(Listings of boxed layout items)
◇ ◇ ◇

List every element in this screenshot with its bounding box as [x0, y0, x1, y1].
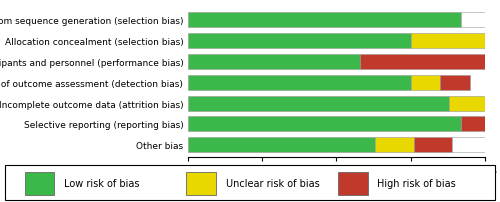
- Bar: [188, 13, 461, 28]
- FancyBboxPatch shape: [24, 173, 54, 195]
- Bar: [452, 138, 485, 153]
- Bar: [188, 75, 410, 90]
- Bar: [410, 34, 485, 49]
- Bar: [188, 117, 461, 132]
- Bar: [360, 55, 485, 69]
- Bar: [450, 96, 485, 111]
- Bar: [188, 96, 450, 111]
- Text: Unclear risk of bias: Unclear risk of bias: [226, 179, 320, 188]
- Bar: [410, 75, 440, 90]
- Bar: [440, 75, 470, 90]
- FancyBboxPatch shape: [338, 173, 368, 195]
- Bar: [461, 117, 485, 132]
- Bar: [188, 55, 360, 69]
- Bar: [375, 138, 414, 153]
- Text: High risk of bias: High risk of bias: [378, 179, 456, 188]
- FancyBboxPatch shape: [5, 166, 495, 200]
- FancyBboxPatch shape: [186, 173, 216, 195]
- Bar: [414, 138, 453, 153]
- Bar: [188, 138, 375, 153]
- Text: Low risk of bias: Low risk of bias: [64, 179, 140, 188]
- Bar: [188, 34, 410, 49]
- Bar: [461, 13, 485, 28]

◇ ◇ ◇

EXERCISE AIM: Output each line of the material above as a JSON array of strings, one string per line, with blank lines and picture placeholders omitted.

THE REPLY:
[
  "List every element in this screenshot with its bounding box as [x0, y0, x1, y1].",
  "- Bar: [188, 13, 461, 28]",
  "- FancyBboxPatch shape: [24, 173, 54, 195]",
  "- Bar: [452, 138, 485, 153]",
  "- Bar: [188, 75, 410, 90]",
  "- Bar: [410, 34, 485, 49]",
  "- Bar: [188, 117, 461, 132]",
  "- Bar: [360, 55, 485, 69]",
  "- Bar: [450, 96, 485, 111]",
  "- Bar: [188, 96, 450, 111]",
  "- Text: Unclear risk of bias: Unclear risk of bias: [226, 179, 320, 188]",
  "- Bar: [410, 75, 440, 90]",
  "- Bar: [440, 75, 470, 90]",
  "- FancyBboxPatch shape: [338, 173, 368, 195]",
  "- Bar: [461, 117, 485, 132]",
  "- Bar: [188, 55, 360, 69]",
  "- Bar: [375, 138, 414, 153]",
  "- Text: High risk of bias: High risk of bias: [378, 179, 456, 188]",
  "- FancyBboxPatch shape: [5, 166, 495, 200]",
  "- FancyBboxPatch shape: [186, 173, 216, 195]",
  "- Bar: [414, 138, 453, 153]",
  "- Bar: [188, 138, 375, 153]",
  "- Text: Low risk of bias: Low risk of bias: [64, 179, 140, 188]",
  "- Bar: [188, 34, 410, 49]",
  "- Bar: [461, 13, 485, 28]"
]